== Excerpted data

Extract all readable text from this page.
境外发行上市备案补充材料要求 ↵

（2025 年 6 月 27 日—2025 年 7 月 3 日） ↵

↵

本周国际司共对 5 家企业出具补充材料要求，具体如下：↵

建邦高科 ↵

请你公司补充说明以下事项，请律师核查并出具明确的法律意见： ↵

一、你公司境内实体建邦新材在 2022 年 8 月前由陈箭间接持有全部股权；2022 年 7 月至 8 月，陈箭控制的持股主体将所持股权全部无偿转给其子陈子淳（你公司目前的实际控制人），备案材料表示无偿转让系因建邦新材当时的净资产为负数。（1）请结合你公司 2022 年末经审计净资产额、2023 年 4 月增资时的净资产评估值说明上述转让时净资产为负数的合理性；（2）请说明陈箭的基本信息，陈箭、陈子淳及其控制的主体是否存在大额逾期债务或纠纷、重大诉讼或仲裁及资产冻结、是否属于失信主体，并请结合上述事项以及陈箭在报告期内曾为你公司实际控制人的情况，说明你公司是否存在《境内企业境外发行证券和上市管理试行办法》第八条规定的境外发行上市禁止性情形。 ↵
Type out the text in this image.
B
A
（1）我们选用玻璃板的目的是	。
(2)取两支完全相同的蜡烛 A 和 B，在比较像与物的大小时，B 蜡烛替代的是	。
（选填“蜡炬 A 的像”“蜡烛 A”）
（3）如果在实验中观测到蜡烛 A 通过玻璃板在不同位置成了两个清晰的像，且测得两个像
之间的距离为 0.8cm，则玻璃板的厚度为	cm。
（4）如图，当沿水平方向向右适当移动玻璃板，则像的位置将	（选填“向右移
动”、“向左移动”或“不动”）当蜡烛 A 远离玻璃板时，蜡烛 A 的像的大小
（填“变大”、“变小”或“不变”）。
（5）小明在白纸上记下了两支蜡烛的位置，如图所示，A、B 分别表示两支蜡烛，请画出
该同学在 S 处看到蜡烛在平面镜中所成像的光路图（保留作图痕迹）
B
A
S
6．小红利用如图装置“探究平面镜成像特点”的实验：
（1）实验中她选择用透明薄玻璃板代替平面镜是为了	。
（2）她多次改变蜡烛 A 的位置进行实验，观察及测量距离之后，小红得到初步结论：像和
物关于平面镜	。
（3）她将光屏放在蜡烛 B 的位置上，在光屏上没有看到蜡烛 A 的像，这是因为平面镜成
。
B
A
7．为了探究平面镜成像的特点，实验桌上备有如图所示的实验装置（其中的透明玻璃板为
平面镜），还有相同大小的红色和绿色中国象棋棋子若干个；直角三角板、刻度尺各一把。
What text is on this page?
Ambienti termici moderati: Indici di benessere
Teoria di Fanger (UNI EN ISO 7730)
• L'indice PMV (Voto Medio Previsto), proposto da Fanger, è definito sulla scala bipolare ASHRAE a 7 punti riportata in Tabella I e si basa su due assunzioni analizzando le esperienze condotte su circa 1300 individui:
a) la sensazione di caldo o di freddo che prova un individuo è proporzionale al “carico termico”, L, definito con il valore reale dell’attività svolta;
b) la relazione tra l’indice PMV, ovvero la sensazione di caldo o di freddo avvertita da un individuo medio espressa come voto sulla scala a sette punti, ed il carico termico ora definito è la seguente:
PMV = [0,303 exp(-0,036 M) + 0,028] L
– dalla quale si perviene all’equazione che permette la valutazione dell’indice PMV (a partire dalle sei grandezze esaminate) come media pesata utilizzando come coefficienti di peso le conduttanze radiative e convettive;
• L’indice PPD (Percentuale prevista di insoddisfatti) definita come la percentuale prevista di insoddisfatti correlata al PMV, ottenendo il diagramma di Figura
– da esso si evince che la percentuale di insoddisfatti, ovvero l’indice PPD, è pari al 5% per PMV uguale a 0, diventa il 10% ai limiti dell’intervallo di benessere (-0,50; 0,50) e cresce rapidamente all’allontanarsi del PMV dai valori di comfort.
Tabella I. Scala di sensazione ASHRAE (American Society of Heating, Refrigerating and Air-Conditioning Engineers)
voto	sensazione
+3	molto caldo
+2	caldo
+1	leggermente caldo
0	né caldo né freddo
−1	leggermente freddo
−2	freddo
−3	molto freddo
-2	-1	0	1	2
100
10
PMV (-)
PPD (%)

====

Directive » Every record above needs to be repeated word for word.

Expected output »
Extract all readable text from this page.
境外发行上市备案补充材料要求 ↵

（2025 年 6 月 27 日—2025 年 7 月 3 日） ↵

↵

本周国际司共对 5 家企业出具补充材料要求，具体如下：↵

建邦高科 ↵

请你公司补充说明以下事项，请律师核查并出具明确的法律意见： ↵

一、你公司境内实体建邦新材在 2022 年 8 月前由陈箭间接持有全部股权；2022 年 7 月至 8 月，陈箭控制的持股主体将所持股权全部无偿转给其子陈子淳（你公司目前的实际控制人），备案材料表示无偿转让系因建邦新材当时的净资产为负数。（1）请结合你公司 2022 年末经审计净资产额、2023 年 4 月增资时的净资产评估值说明上述转让时净资产为负数的合理性；（2）请说明陈箭的基本信息，陈箭、陈子淳及其控制的主体是否存在大额逾期债务或纠纷、重大诉讼或仲裁及资产冻结、是否属于失信主体，并请结合上述事项以及陈箭在报告期内曾为你公司实际控制人的情况，说明你公司是否存在《境内企业境外发行证券和上市管理试行办法》第八条规定的境外发行上市禁止性情形。 ↵
Type out the text in this image.
B
A
（1）我们选用玻璃板的目的是	。
(2)取两支完全相同的蜡烛 A 和 B，在比较像与物的大小时，B 蜡烛替代的是	。
（选填“蜡炬 A 的像”“蜡烛 A”）
（3）如果在实验中观测到蜡烛 A 通过玻璃板在不同位置成了两个清晰的像，且测得两个像
之间的距离为 0.8cm，则玻璃板的厚度为	cm。
（4）如图，当沿水平方向向右适当移动玻璃板，则像的位置将	（选填“向右移
动”、“向左移动”或“不动”）当蜡烛 A 远离玻璃板时，蜡烛 A 的像的大小
（填“变大”、“变小”或“不变”）。
（5）小明在白纸上记下了两支蜡烛的位置，如图所示，A、B 分别表示两支蜡烛，请画出
该同学在 S 处看到蜡烛在平面镜中所成像的光路图（保留作图痕迹）
B
A
S
6．小红利用如图装置“探究平面镜成像特点”的实验：
（1）实验中她选择用透明薄玻璃板代替平面镜是为了	。
（2）她多次改变蜡烛 A 的位置进行实验，观察及测量距离之后，小红得到初步结论：像和
物关于平面镜	。
（3）她将光屏放在蜡烛 B 的位置上，在光屏上没有看到蜡烛 A 的像，这是因为平面镜成
。
B
A
7．为了探究平面镜成像的特点，实验桌上备有如图所示的实验装置（其中的透明玻璃板为
平面镜），还有相同大小的红色和绿色中国象棋棋子若干个；直角三角板、刻度尺各一把。
What text is on this page?
Ambienti termici moderati: Indici di benessere
Teoria di Fanger (UNI EN ISO 7730)
• L'indice PMV (Voto Medio Previsto), proposto da Fanger, è definito sulla scala bipolare ASHRAE a 7 punti riportata in Tabella I e si basa su due assunzioni analizzando le esperienze condotte su circa 1300 individui:
a) la sensazione di caldo o di freddo che prova un individuo è proporzionale al “carico termico”, L, definito con il valore reale dell’attività svolta;
b) la relazione tra l’indice PMV, ovvero la sensazione di caldo o di freddo avvertita da un individuo medio espressa come voto sulla scala a sette punti, ed il carico termico ora definito è la seguente:
PMV = [0,303 exp(-0,036 M) + 0,028] L
– dalla quale si perviene all’equazione che permette la valutazione dell’indice PMV (a partire dalle sei grandezze esaminate) come media pesata utilizzando come coefficienti di peso le conduttanze radiative e convettive;
• L’indice PPD (Percentuale prevista di insoddisfatti) definita come la percentuale prevista di insoddisfatti correlata al PMV, ottenendo il diagramma di Figura
– da esso si evince che la percentuale di insoddisfatti, ovvero l’indice PPD, è pari al 5% per PMV uguale a 0, diventa il 10% ai limiti dell’intervallo di benessere (-0,50; 0,50) e cresce rapidamente all’allontanarsi del PMV dai valori di comfort.
Tabella I. Scala di sensazione ASHRAE (American Society of Heating, Refrigerating and Air-Conditioning Engineers)
voto	sensazione
+3	molto caldo
+2	caldo
+1	leggermente caldo
0	né caldo né freddo
−1	leggermente freddo
−2	freddo
−3	molto freddo
-2	-1	0	1	2
100
10
PMV (-)
PPD (%)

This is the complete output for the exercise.